WHAT IS EXPECTED: Every line in the listing is to be echoed verbatim.
--------------------
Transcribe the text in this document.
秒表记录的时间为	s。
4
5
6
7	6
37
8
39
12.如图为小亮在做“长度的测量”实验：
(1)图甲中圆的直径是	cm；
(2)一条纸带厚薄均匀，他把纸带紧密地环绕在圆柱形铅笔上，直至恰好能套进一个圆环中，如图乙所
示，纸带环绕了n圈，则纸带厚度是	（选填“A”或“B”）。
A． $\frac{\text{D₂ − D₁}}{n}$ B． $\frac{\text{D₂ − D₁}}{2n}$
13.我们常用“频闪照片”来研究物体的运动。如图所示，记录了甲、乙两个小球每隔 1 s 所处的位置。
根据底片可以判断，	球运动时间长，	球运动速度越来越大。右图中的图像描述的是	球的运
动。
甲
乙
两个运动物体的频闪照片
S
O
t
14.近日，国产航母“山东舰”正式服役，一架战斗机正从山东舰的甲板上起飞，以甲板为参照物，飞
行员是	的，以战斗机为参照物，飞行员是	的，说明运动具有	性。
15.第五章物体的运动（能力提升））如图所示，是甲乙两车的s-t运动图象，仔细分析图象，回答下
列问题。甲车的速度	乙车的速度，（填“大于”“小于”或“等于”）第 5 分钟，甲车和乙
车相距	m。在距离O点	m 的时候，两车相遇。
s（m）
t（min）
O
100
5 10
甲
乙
--------------------
EXPECTED OUTPUT:
Transcribe the text in this document.
秒表记录的时间为	s。
4
5
6
7	6
37
8
39
12.如图为小亮在做“长度的测量”实验：
(1)图甲中圆的直径是	cm；
(2)一条纸带厚薄均匀，他把纸带紧密地环绕在圆柱形铅笔上，直至恰好能套进一个圆环中，如图乙所
示，纸带环绕了n圈，则纸带厚度是	（选填“A”或“B”）。
A． $\frac{\text{D₂ − D₁}}{n}$ B． $\frac{\text{D₂ − D₁}}{2n}$
13.我们常用“频闪照片”来研究物体的运动。如图所示，记录了甲、乙两个小球每隔 1 s 所处的位置。
根据底片可以判断，	球运动时间长，	球运动速度越来越大。右图中的图像描述的是	球的运
动。
甲
乙
两个运动物体的频闪照片
S
O
t
14.近日，国产航母“山东舰”正式服役，一架战斗机正从山东舰的甲板上起飞，以甲板为参照物，飞
行员是	的，以战斗机为参照物，飞行员是	的，说明运动具有	性。
15.第五章物体的运动（能力提升））如图所示，是甲乙两车的s-t运动图象，仔细分析图象，回答下
列问题。甲车的速度	乙车的速度，（填“大于”“小于”或“等于”）第 5 分钟，甲车和乙
车相距	m。在距离O点	m 的时候，两车相遇。
s（m）
t（min）
O
100
5 10
甲
乙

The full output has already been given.